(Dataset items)
====

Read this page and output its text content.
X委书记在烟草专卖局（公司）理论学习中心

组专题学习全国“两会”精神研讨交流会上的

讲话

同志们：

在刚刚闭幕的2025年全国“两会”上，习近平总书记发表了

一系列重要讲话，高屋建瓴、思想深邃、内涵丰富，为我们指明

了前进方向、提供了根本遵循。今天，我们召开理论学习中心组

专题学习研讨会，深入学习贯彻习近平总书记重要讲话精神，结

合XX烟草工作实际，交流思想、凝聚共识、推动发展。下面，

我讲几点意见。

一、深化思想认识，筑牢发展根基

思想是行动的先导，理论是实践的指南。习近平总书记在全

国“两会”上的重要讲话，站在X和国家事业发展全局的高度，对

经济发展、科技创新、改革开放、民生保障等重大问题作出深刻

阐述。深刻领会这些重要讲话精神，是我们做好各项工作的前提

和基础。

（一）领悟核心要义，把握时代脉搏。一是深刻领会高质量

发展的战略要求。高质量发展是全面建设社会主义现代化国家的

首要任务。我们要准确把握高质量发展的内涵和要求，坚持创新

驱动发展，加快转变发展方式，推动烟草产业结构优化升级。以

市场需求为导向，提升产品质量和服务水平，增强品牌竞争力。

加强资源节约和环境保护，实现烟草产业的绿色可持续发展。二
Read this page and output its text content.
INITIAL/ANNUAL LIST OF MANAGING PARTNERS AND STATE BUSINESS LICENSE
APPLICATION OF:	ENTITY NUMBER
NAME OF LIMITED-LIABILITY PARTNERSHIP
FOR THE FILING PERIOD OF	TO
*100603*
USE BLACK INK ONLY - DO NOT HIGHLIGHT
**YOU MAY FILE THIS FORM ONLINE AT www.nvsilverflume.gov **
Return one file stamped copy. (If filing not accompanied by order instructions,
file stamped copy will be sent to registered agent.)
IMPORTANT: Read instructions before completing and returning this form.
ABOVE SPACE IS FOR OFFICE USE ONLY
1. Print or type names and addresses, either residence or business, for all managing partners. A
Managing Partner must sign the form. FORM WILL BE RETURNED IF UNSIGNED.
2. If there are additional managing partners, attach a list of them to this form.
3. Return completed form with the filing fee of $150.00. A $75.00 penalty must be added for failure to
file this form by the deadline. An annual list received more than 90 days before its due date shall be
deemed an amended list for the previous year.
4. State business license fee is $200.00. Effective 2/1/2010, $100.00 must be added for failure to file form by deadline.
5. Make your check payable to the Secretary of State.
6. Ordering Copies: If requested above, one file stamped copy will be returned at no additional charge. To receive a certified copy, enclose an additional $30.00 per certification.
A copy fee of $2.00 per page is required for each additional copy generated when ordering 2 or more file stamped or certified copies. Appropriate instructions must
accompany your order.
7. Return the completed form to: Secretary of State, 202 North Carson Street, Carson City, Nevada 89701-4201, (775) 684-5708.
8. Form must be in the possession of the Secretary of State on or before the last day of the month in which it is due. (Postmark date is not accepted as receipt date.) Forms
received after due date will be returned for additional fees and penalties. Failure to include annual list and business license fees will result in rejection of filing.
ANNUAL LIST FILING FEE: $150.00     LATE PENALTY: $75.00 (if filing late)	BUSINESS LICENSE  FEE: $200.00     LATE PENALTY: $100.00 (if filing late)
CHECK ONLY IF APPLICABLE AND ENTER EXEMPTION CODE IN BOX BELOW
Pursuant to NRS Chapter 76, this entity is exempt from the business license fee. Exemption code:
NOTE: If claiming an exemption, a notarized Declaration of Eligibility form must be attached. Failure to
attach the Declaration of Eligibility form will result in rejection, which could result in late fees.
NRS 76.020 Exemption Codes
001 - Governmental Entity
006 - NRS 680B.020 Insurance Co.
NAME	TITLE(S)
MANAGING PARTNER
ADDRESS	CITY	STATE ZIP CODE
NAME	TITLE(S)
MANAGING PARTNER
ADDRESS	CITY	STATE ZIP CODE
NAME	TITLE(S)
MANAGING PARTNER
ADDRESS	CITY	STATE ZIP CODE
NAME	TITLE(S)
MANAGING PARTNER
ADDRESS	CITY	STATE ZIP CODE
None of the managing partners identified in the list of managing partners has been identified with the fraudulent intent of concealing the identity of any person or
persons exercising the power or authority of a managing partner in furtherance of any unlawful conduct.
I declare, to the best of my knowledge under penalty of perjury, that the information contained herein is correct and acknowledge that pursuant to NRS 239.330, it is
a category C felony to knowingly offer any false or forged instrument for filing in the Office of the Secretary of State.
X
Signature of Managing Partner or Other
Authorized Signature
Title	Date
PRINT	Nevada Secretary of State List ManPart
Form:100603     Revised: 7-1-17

====

• _Set task_: Each entry above is to be printed again exactly.

• _Expected answer_:
Read this page and output its text content.
X委书记在烟草专卖局（公司）理论学习中心

组专题学习全国“两会”精神研讨交流会上的

讲话

同志们：

在刚刚闭幕的2025年全国“两会”上，习近平总书记发表了

一系列重要讲话，高屋建瓴、思想深邃、内涵丰富，为我们指明

了前进方向、提供了根本遵循。今天，我们召开理论学习中心组

专题学习研讨会，深入学习贯彻习近平总书记重要讲话精神，结

合XX烟草工作实际，交流思想、凝聚共识、推动发展。下面，

我讲几点意见。

一、深化思想认识，筑牢发展根基

思想是行动的先导，理论是实践的指南。习近平总书记在全

国“两会”上的重要讲话，站在X和国家事业发展全局的高度，对

经济发展、科技创新、改革开放、民生保障等重大问题作出深刻

阐述。深刻领会这些重要讲话精神，是我们做好各项工作的前提

和基础。

（一）领悟核心要义，把握时代脉搏。一是深刻领会高质量

发展的战略要求。高质量发展是全面建设社会主义现代化国家的

首要任务。我们要准确把握高质量发展的内涵和要求，坚持创新

驱动发展，加快转变发展方式，推动烟草产业结构优化升级。以

市场需求为导向，提升产品质量和服务水平，增强品牌竞争力。

加强资源节约和环境保护，实现烟草产业的绿色可持续发展。二
Read this page and output its text content.
INITIAL/ANNUAL LIST OF MANAGING PARTNERS AND STATE BUSINESS LICENSE
APPLICATION OF:	ENTITY NUMBER
NAME OF LIMITED-LIABILITY PARTNERSHIP
FOR THE FILING PERIOD OF	TO
*100603*
USE BLACK INK ONLY - DO NOT HIGHLIGHT
**YOU MAY FILE THIS FORM ONLINE AT www.nvsilverflume.gov **
Return one file stamped copy. (If filing not accompanied by order instructions,
file stamped copy will be sent to registered agent.)
IMPORTANT: Read instructions before completing and returning this form.
ABOVE SPACE IS FOR OFFICE USE ONLY
1. Print or type names and addresses, either residence or business, for all managing partners. A
Managing Partner must sign the form. FORM WILL BE RETURNED IF UNSIGNED.
2. If there are additional managing partners, attach a list of them to this form.
3. Return completed form with the filing fee of $150.00. A $75.00 penalty must be added for failure to
file this form by the deadline. An annual list received more than 90 days before its due date shall be
deemed an amended list for the previous year.
4. State business license fee is $200.00. Effective 2/1/2010, $100.00 must be added for failure to file form by deadline.
5. Make your check payable to the Secretary of State.
6. Ordering Copies: If requested above, one file stamped copy will be returned at no additional charge. To receive a certified copy, enclose an additional $30.00 per certification.
A copy fee of $2.00 per page is required for each additional copy generated when ordering 2 or more file stamped or certified copies. Appropriate instructions must
accompany your order.
7. Return the completed form to: Secretary of State, 202 North Carson Street, Carson City, Nevada 89701-4201, (775) 684-5708.
8. Form must be in the possession of the Secretary of State on or before the last day of the month in which it is due. (Postmark date is not accepted as receipt date.) Forms
received after due date will be returned for additional fees and penalties. Failure to include annual list and business license fees will result in rejection of filing.
ANNUAL LIST FILING FEE: $150.00     LATE PENALTY: $75.00 (if filing late)	BUSINESS LICENSE  FEE: $200.00     LATE PENALTY: $100.00 (if filing late)
CHECK ONLY IF APPLICABLE AND ENTER EXEMPTION CODE IN BOX BELOW
Pursuant to NRS Chapter 76, this entity is exempt from the business license fee. Exemption code:
NOTE: If claiming an exemption, a notarized Declaration of Eligibility form must be attached. Failure to
attach the Declaration of Eligibility form will result in rejection, which could result in late fees.
NRS 76.020 Exemption Codes
001 - Governmental Entity
006 - NRS 680B.020 Insurance Co.
NAME	TITLE(S)
MANAGING PARTNER
ADDRESS	CITY	STATE ZIP CODE
NAME	TITLE(S)
MANAGING PARTNER
ADDRESS	CITY	STATE ZIP CODE
NAME	TITLE(S)
MANAGING PARTNER
ADDRESS	CITY	STATE ZIP CODE
NAME	TITLE(S)
MANAGING PARTNER
ADDRESS	CITY	STATE ZIP CODE
None of the managing partners identified in the list of managing partners has been identified with the fraudulent intent of concealing the identity of any person or
persons exercising the power or authority of a managing partner in furtherance of any unlawful conduct.
I declare, to the best of my knowledge under penalty of perjury, that the information contained herein is correct and acknowledge that pursuant to NRS 239.330, it is
a category C felony to knowingly offer any false or forged instrument for filing in the Office of the Secretary of State.
X
Signature of Managing Partner or Other
Authorized Signature
Title	Date
PRINT	Nevada Secretary of State List ManPart
Form:100603     Revised: 7-1-17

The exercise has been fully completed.